[start AVAILABLE DATA]
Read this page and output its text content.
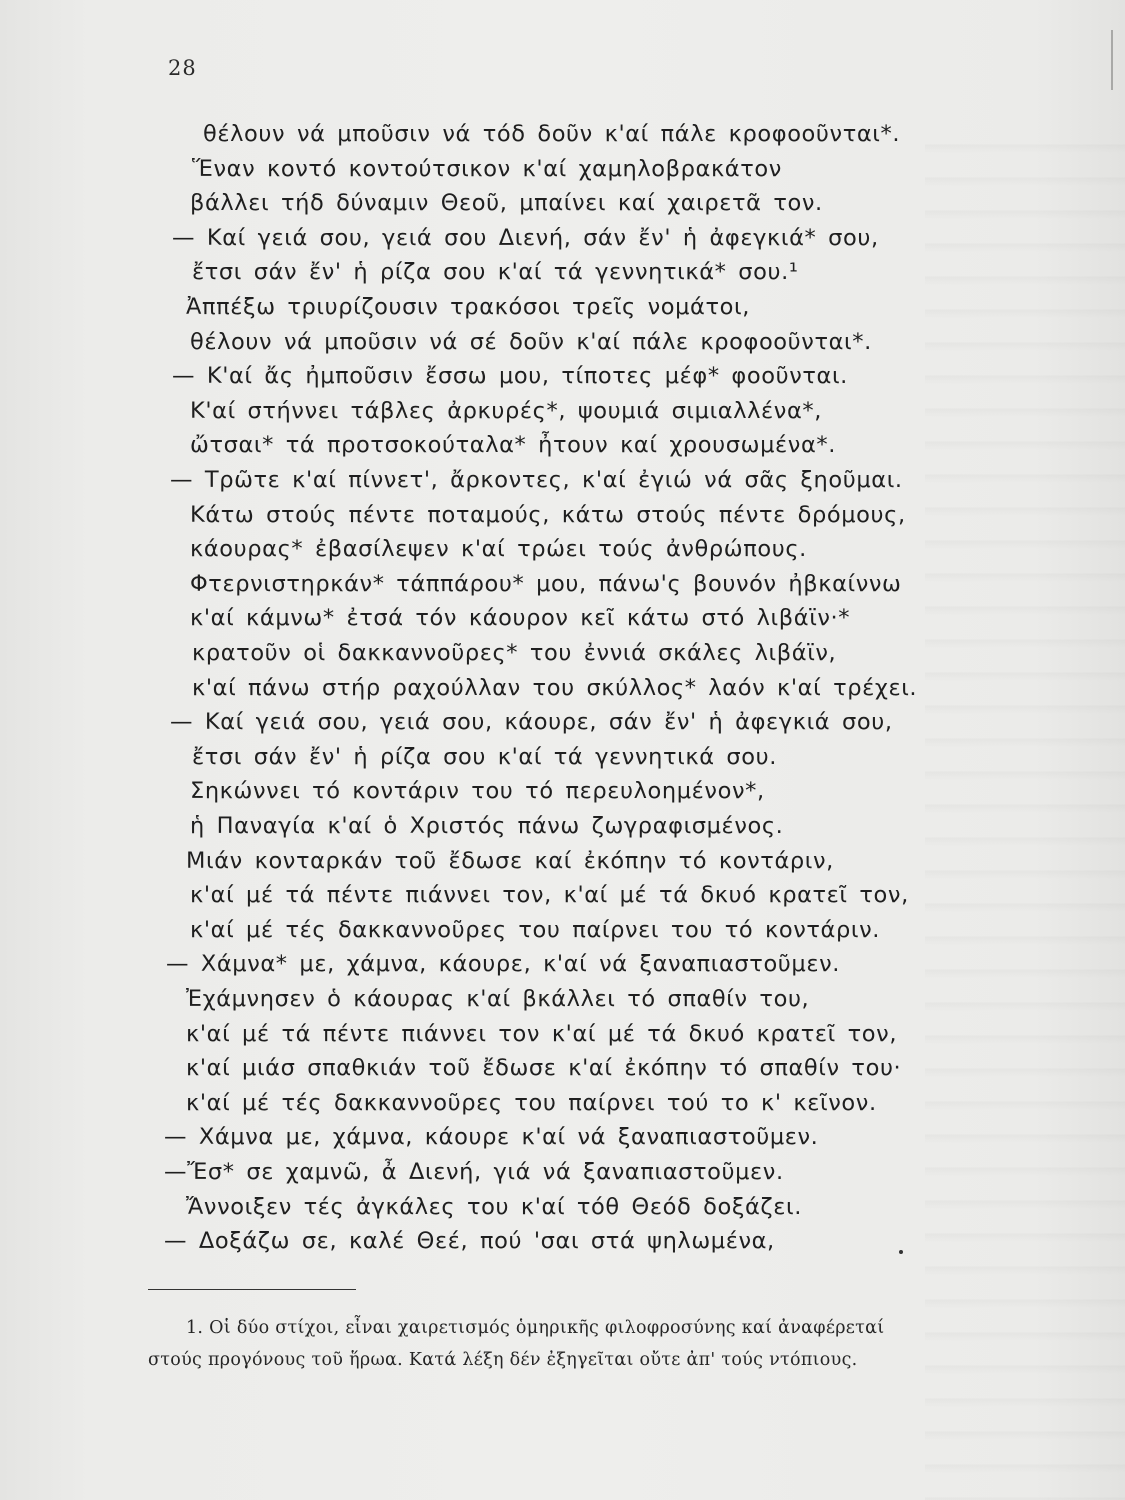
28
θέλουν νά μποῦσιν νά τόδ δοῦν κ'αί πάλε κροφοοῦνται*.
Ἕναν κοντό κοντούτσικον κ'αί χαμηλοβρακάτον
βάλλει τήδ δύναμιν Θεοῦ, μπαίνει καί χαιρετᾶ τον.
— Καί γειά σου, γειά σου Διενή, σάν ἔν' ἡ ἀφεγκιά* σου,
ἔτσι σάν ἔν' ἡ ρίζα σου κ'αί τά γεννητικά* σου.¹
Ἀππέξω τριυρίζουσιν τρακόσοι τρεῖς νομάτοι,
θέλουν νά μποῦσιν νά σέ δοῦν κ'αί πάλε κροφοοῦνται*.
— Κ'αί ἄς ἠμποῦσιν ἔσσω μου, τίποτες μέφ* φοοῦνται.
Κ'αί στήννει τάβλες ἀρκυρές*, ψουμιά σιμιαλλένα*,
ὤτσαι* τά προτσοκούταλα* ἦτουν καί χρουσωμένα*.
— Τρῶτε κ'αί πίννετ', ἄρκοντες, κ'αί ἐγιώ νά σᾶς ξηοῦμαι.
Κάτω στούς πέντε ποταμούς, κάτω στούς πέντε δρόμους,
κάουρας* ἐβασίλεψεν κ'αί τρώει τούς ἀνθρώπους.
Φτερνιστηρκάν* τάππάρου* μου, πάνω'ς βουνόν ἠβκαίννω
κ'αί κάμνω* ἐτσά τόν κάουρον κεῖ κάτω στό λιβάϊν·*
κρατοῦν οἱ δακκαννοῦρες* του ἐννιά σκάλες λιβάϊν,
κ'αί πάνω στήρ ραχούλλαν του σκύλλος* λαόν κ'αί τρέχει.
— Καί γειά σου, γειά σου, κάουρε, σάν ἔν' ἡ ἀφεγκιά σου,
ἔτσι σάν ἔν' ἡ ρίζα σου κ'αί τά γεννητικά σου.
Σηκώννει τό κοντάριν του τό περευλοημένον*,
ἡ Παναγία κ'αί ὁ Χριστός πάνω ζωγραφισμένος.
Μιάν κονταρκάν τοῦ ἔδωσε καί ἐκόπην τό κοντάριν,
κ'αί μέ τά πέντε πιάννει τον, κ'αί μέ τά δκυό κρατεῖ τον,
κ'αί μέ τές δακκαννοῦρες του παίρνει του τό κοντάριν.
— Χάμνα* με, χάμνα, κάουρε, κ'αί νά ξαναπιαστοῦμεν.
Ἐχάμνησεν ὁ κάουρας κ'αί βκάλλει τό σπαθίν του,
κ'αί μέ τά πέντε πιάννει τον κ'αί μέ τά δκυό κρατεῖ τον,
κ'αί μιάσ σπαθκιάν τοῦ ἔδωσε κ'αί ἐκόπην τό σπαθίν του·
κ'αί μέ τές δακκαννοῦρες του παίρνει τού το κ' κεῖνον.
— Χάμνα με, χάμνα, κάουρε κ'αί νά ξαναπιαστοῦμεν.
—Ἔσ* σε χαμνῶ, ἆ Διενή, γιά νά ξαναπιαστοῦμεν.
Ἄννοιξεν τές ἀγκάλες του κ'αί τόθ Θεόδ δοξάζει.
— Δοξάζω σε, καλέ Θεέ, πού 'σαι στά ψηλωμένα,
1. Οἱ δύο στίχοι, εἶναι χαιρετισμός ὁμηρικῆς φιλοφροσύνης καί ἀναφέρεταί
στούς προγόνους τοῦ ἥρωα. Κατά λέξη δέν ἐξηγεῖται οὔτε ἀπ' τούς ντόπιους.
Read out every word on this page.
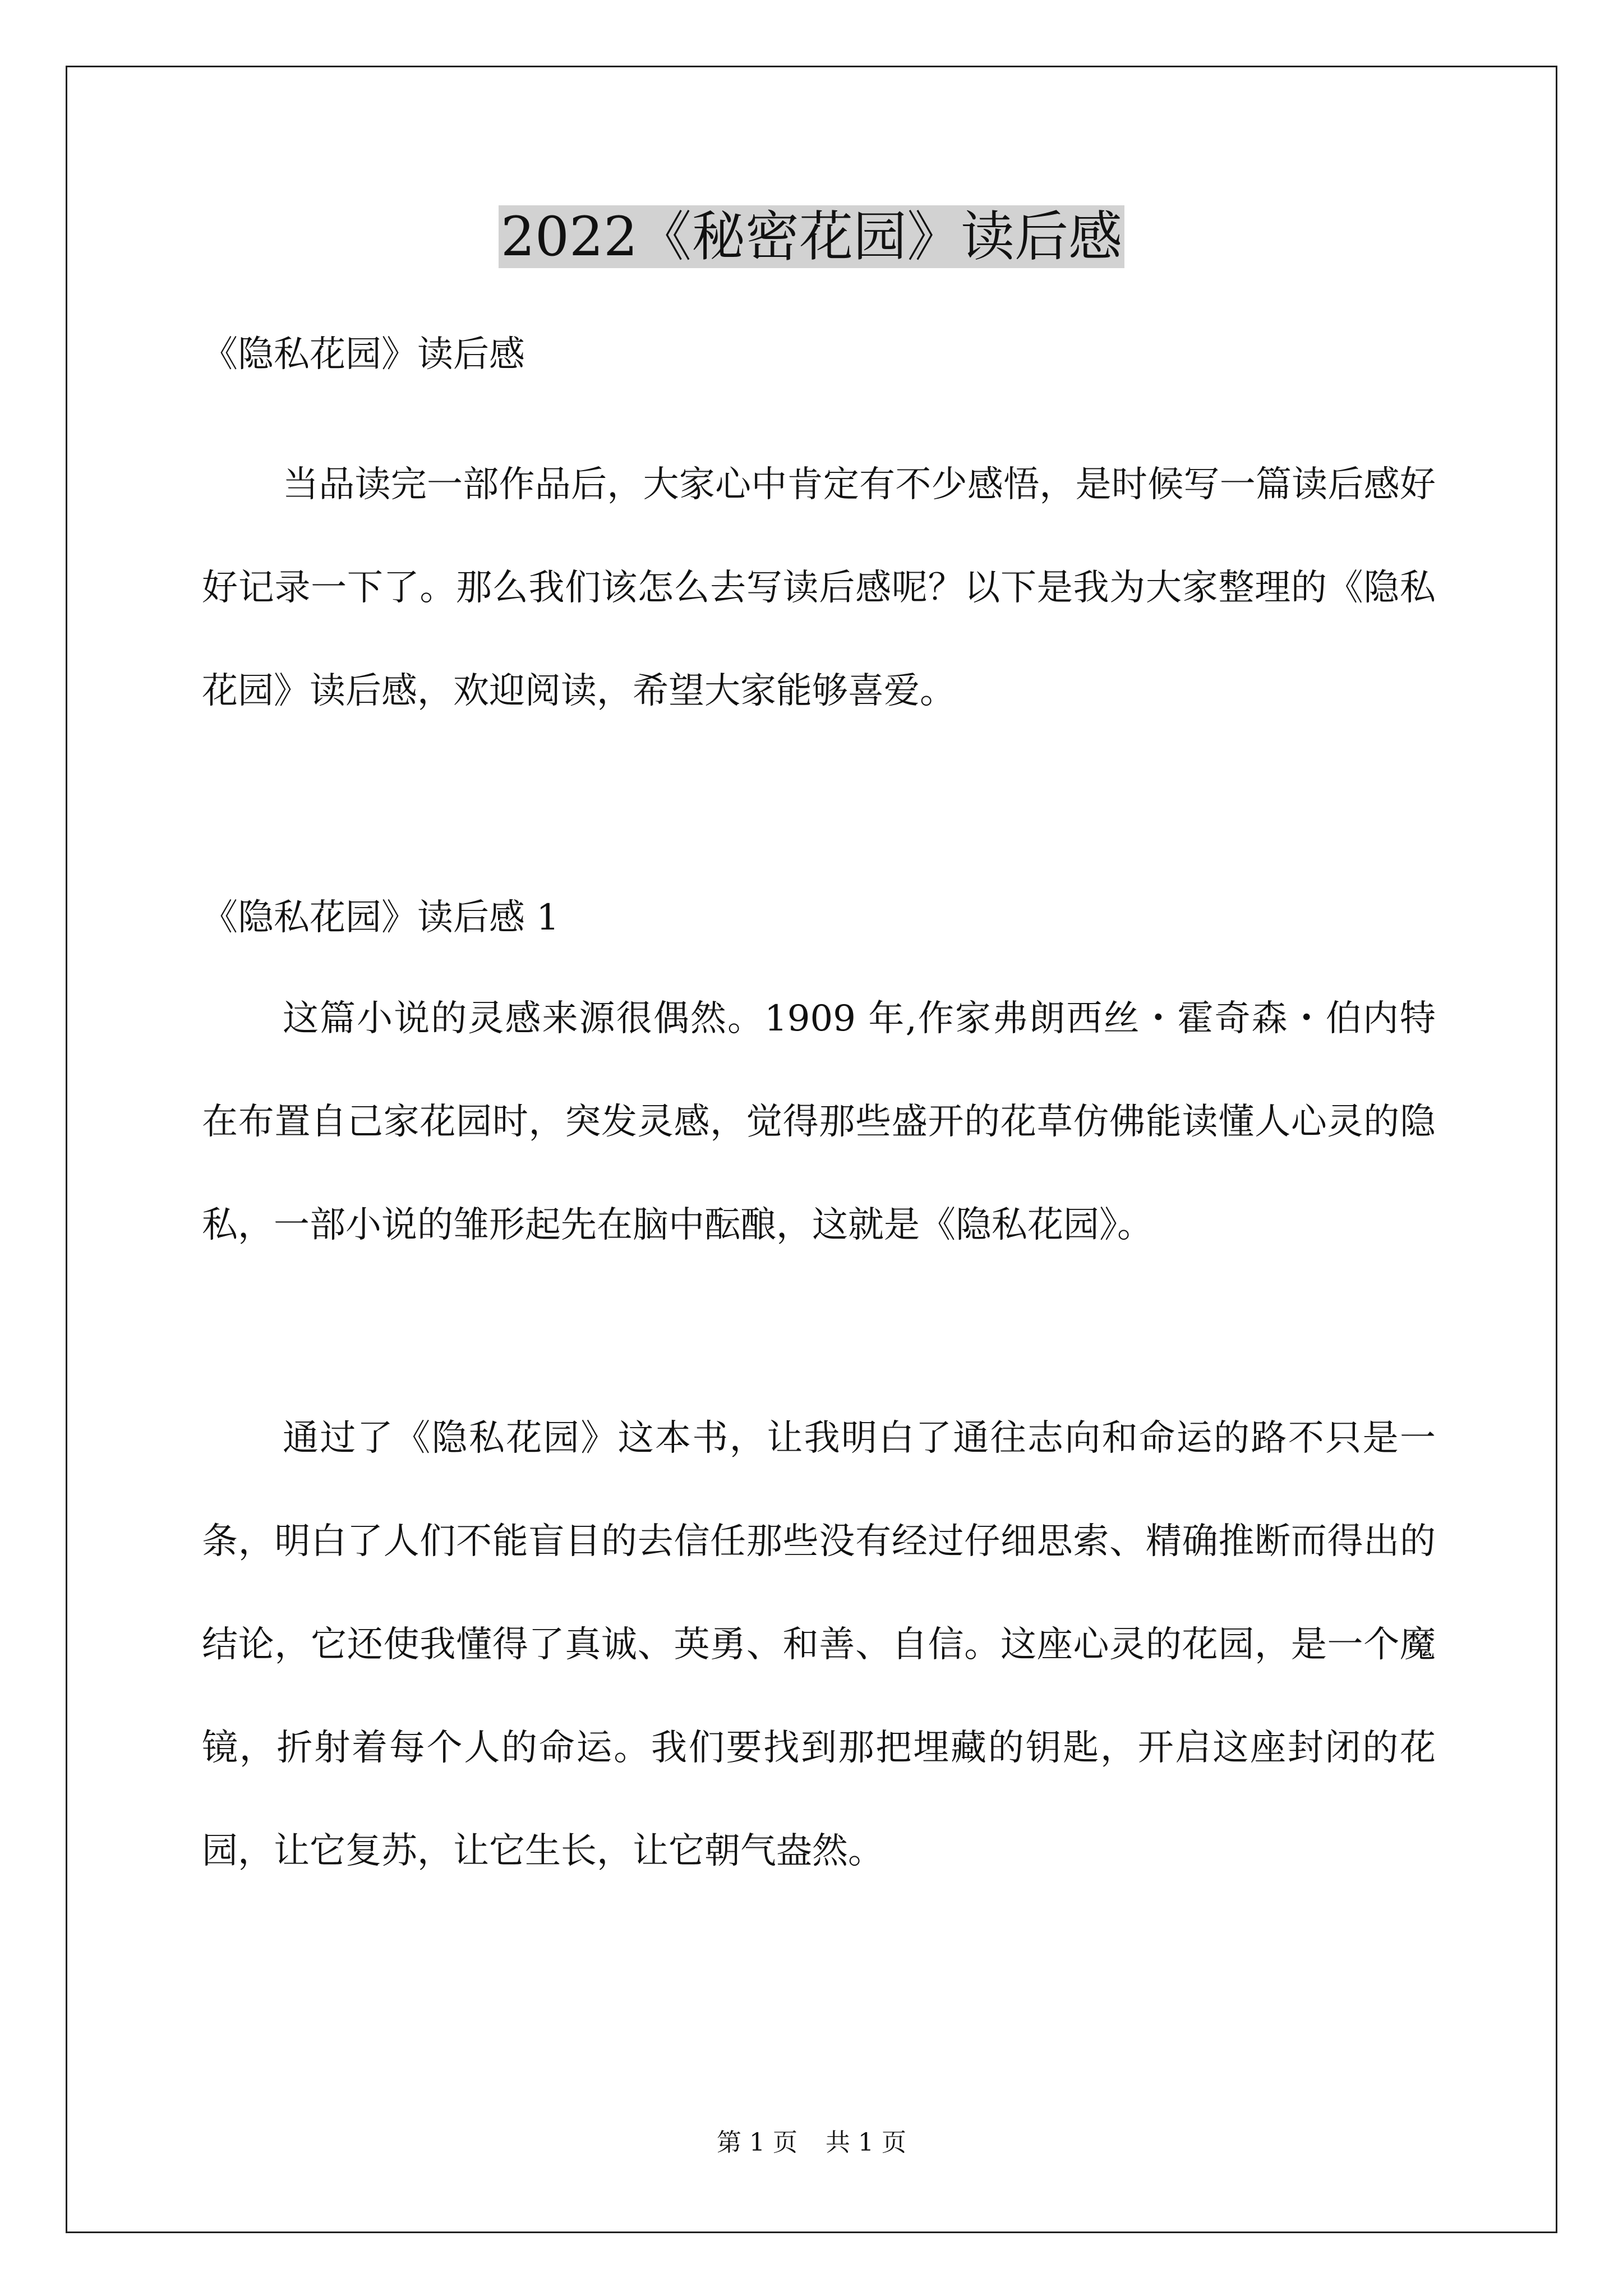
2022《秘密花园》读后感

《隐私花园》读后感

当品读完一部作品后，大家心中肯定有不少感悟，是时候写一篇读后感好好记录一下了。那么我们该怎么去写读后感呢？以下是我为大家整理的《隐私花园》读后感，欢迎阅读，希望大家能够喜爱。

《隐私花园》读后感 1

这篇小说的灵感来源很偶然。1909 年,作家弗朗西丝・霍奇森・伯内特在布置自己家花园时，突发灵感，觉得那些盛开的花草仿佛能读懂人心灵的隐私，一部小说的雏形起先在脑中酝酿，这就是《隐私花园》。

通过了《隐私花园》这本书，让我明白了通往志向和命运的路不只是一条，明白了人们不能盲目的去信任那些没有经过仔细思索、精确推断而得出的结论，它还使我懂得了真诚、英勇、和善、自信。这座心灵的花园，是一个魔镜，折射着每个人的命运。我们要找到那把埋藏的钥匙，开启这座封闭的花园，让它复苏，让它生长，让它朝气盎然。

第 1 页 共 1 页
[end AVAILABLE DATA]
** OBJECTIVE **
Omit the pictures and restate the rest of the records verbatim.

** RESULT OF THIS TASK **
Read this page and output its text content.
28
θέλουν νά μποῦσιν νά τόδ δοῦν κ'αί πάλε κροφοοῦνται*.
Ἕναν κοντό κοντούτσικον κ'αί χαμηλοβρακάτον
βάλλει τήδ δύναμιν Θεοῦ, μπαίνει καί χαιρετᾶ τον.
— Καί γειά σου, γειά σου Διενή, σάν ἔν' ἡ ἀφεγκιά* σου,
ἔτσι σάν ἔν' ἡ ρίζα σου κ'αί τά γεννητικά* σου.¹
Ἀππέξω τριυρίζουσιν τρακόσοι τρεῖς νομάτοι,
θέλουν νά μποῦσιν νά σέ δοῦν κ'αί πάλε κροφοοῦνται*.
— Κ'αί ἄς ἠμποῦσιν ἔσσω μου, τίποτες μέφ* φοοῦνται.
Κ'αί στήννει τάβλες ἀρκυρές*, ψουμιά σιμιαλλένα*,
ὤτσαι* τά προτσοκούταλα* ἦτουν καί χρουσωμένα*.
— Τρῶτε κ'αί πίννετ', ἄρκοντες, κ'αί ἐγιώ νά σᾶς ξηοῦμαι.
Κάτω στούς πέντε ποταμούς, κάτω στούς πέντε δρόμους,
κάουρας* ἐβασίλεψεν κ'αί τρώει τούς ἀνθρώπους.
Φτερνιστηρκάν* τάππάρου* μου, πάνω'ς βουνόν ἠβκαίννω
κ'αί κάμνω* ἐτσά τόν κάουρον κεῖ κάτω στό λιβάϊν·*
κρατοῦν οἱ δακκαννοῦρες* του ἐννιά σκάλες λιβάϊν,
κ'αί πάνω στήρ ραχούλλαν του σκύλλος* λαόν κ'αί τρέχει.
— Καί γειά σου, γειά σου, κάουρε, σάν ἔν' ἡ ἀφεγκιά σου,
ἔτσι σάν ἔν' ἡ ρίζα σου κ'αί τά γεννητικά σου.
Σηκώννει τό κοντάριν του τό περευλοημένον*,
ἡ Παναγία κ'αί ὁ Χριστός πάνω ζωγραφισμένος.
Μιάν κονταρκάν τοῦ ἔδωσε καί ἐκόπην τό κοντάριν,
κ'αί μέ τά πέντε πιάννει τον, κ'αί μέ τά δκυό κρατεῖ τον,
κ'αί μέ τές δακκαννοῦρες του παίρνει του τό κοντάριν.
— Χάμνα* με, χάμνα, κάουρε, κ'αί νά ξαναπιαστοῦμεν.
Ἐχάμνησεν ὁ κάουρας κ'αί βκάλλει τό σπαθίν του,
κ'αί μέ τά πέντε πιάννει τον κ'αί μέ τά δκυό κρατεῖ τον,
κ'αί μιάσ σπαθκιάν τοῦ ἔδωσε κ'αί ἐκόπην τό σπαθίν του·
κ'αί μέ τές δακκαννοῦρες του παίρνει τού το κ' κεῖνον.
— Χάμνα με, χάμνα, κάουρε κ'αί νά ξαναπιαστοῦμεν.
—Ἔσ* σε χαμνῶ, ἆ Διενή, γιά νά ξαναπιαστοῦμεν.
Ἄννοιξεν τές ἀγκάλες του κ'αί τόθ Θεόδ δοξάζει.
— Δοξάζω σε, καλέ Θεέ, πού 'σαι στά ψηλωμένα,
1. Οἱ δύο στίχοι, εἶναι χαιρετισμός ὁμηρικῆς φιλοφροσύνης καί ἀναφέρεταί
στούς προγόνους τοῦ ἥρωα. Κατά λέξη δέν ἐξηγεῖται οὔτε ἀπ' τούς ντόπιους.
Read out every word on this page.
2022《秘密花园》读后感

《隐私花园》读后感

当品读完一部作品后，大家心中肯定有不少感悟，是时候写一篇读后感好好记录一下了。那么我们该怎么去写读后感呢？以下是我为大家整理的《隐私花园》读后感，欢迎阅读，希望大家能够喜爱。

《隐私花园》读后感 1

这篇小说的灵感来源很偶然。1909 年,作家弗朗西丝・霍奇森・伯内特在布置自己家花园时，突发灵感，觉得那些盛开的花草仿佛能读懂人心灵的隐私，一部小说的雏形起先在脑中酝酿，这就是《隐私花园》。

通过了《隐私花园》这本书，让我明白了通往志向和命运的路不只是一条，明白了人们不能盲目的去信任那些没有经过仔细思索、精确推断而得出的结论，它还使我懂得了真诚、英勇、和善、自信。这座心灵的花园，是一个魔镜，折射着每个人的命运。我们要找到那把埋藏的钥匙，开启这座封闭的花园，让它复苏，让它生长，让它朝气盎然。

第 1 页 共 1 页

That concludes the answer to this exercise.